• Stored data:

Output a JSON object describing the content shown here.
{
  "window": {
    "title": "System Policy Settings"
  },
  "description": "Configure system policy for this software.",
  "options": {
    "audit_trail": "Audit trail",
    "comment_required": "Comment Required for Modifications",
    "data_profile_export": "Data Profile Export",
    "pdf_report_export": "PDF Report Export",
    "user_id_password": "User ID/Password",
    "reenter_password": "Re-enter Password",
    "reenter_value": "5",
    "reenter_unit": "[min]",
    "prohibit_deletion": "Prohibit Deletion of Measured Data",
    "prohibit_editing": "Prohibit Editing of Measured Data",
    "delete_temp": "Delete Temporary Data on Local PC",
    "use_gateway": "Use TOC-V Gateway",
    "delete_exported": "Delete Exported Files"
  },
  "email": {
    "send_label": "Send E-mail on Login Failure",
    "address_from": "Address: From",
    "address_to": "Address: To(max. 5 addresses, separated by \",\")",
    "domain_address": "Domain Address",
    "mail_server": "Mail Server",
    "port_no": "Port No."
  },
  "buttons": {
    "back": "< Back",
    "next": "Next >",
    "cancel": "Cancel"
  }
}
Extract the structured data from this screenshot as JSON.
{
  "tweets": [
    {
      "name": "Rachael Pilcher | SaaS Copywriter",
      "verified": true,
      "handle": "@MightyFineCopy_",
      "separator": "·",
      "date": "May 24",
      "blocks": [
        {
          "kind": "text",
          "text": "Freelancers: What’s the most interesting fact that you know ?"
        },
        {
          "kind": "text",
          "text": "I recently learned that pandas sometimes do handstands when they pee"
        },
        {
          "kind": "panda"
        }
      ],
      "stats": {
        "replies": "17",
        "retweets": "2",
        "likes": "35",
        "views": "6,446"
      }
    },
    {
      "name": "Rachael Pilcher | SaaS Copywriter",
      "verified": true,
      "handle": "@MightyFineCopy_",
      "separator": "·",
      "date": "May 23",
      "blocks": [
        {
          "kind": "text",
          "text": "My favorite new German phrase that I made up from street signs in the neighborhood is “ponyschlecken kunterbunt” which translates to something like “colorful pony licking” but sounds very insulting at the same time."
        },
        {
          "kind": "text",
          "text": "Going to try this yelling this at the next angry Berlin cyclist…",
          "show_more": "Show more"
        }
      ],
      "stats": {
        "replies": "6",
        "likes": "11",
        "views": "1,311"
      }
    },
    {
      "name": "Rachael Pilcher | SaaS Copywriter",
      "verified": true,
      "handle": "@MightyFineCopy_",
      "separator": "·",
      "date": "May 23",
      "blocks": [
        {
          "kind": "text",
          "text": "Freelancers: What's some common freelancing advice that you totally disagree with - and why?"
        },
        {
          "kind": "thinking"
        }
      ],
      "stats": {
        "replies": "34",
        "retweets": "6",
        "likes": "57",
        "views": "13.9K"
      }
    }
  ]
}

• What you need to do:
Repeat exactly the lines from the one containing "Extract the structured" through the last line of the records above, both included, and nothing else.

• Response:
Extract the structured data from this screenshot as JSON.
{
  "tweets": [
    {
      "name": "Rachael Pilcher | SaaS Copywriter",
      "verified": true,
      "handle": "@MightyFineCopy_",
      "separator": "·",
      "date": "May 24",
      "blocks": [
        {
          "kind": "text",
          "text": "Freelancers: What’s the most interesting fact that you know ?"
        },
        {
          "kind": "text",
          "text": "I recently learned that pandas sometimes do handstands when they pee"
        },
        {
          "kind": "panda"
        }
      ],
      "stats": {
        "replies": "17",
        "retweets": "2",
        "likes": "35",
        "views": "6,446"
      }
    },
    {
      "name": "Rachael Pilcher | SaaS Copywriter",
      "verified": true,
      "handle": "@MightyFineCopy_",
      "separator": "·",
      "date": "May 23",
      "blocks": [
        {
          "kind": "text",
          "text": "My favorite new German phrase that I made up from street signs in the neighborhood is “ponyschlecken kunterbunt” which translates to something like “colorful pony licking” but sounds very insulting at the same time."
        },
        {
          "kind": "text",
          "text": "Going to try this yelling this at the next angry Berlin cyclist…",
          "show_more": "Show more"
        }
      ],
      "stats": {
        "replies": "6",
        "likes": "11",
        "views": "1,311"
      }
    },
    {
      "name": "Rachael Pilcher | SaaS Copywriter",
      "verified": true,
      "handle": "@MightyFineCopy_",
      "separator": "·",
      "date": "May 23",
      "blocks": [
        {
          "kind": "text",
          "text": "Freelancers: What's some common freelancing advice that you totally disagree with - and why?"
        },
        {
          "kind": "thinking"
        }
      ],
      "stats": {
        "replies": "34",
        "retweets": "6",
        "likes": "57",
        "views": "13.9K"
      }
    }
  ]
}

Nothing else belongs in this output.